**Dataset items**:

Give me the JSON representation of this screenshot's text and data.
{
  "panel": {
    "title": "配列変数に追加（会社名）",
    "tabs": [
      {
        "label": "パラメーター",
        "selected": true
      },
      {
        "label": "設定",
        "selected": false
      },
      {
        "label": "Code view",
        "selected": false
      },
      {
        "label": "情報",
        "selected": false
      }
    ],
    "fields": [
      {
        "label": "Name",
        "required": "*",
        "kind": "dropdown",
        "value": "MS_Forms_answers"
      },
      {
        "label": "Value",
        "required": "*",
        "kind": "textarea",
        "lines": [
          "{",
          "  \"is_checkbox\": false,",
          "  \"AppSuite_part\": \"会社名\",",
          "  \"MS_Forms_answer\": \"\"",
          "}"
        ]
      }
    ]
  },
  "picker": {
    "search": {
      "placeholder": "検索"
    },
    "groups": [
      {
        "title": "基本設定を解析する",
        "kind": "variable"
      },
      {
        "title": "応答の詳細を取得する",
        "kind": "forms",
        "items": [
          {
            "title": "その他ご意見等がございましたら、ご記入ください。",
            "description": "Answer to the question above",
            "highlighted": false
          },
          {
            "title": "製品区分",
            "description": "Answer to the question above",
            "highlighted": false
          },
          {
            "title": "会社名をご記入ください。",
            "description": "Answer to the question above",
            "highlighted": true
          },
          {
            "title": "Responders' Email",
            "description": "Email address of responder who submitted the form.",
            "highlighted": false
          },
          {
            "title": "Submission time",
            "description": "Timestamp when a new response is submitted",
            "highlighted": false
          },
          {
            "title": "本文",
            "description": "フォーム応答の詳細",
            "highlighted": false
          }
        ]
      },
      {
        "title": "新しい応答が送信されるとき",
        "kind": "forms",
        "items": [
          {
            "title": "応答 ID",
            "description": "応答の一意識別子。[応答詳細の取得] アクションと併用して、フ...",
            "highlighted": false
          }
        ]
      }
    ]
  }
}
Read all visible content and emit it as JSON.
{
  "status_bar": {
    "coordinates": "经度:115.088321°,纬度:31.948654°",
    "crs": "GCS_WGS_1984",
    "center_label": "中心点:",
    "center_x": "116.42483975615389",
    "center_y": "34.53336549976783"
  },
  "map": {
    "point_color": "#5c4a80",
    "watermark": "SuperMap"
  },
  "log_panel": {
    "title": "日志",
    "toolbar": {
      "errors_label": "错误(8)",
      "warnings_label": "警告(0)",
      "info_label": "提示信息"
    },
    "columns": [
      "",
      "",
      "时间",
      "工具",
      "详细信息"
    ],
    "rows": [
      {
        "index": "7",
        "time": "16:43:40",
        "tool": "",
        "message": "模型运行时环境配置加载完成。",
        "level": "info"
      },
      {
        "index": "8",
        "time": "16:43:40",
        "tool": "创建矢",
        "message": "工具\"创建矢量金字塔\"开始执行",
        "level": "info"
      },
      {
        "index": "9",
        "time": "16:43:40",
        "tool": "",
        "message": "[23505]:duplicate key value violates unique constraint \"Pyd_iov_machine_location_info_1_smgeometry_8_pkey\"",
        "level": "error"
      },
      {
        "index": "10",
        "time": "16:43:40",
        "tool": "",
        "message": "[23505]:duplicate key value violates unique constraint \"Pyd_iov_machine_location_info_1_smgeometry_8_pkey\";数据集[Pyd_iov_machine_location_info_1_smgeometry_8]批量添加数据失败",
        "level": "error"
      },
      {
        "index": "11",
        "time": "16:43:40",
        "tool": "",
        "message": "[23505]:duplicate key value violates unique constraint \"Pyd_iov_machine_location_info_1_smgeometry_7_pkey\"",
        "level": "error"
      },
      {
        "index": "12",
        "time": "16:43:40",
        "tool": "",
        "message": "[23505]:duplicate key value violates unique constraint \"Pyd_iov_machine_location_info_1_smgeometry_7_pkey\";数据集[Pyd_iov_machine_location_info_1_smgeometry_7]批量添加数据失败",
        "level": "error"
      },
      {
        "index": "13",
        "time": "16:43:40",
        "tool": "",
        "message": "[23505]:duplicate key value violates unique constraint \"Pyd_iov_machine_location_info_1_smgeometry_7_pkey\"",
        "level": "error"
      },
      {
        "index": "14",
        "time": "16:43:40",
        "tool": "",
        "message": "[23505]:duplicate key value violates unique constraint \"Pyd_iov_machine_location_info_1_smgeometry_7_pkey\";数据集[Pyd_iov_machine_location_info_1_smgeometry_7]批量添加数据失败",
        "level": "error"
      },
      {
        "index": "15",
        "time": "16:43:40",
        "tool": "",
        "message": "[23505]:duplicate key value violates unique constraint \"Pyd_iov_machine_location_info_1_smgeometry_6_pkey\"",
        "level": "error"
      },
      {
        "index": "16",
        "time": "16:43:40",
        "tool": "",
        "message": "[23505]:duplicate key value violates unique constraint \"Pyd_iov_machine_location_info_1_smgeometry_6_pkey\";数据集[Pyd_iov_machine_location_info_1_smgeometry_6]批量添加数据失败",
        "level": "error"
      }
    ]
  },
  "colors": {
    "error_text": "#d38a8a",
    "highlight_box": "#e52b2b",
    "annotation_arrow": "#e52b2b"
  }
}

**BRIEF**: In the entries above, how many lines hold the word "submitted"? State the number and nothing else.

**EXERCISE RESPONSE**: 2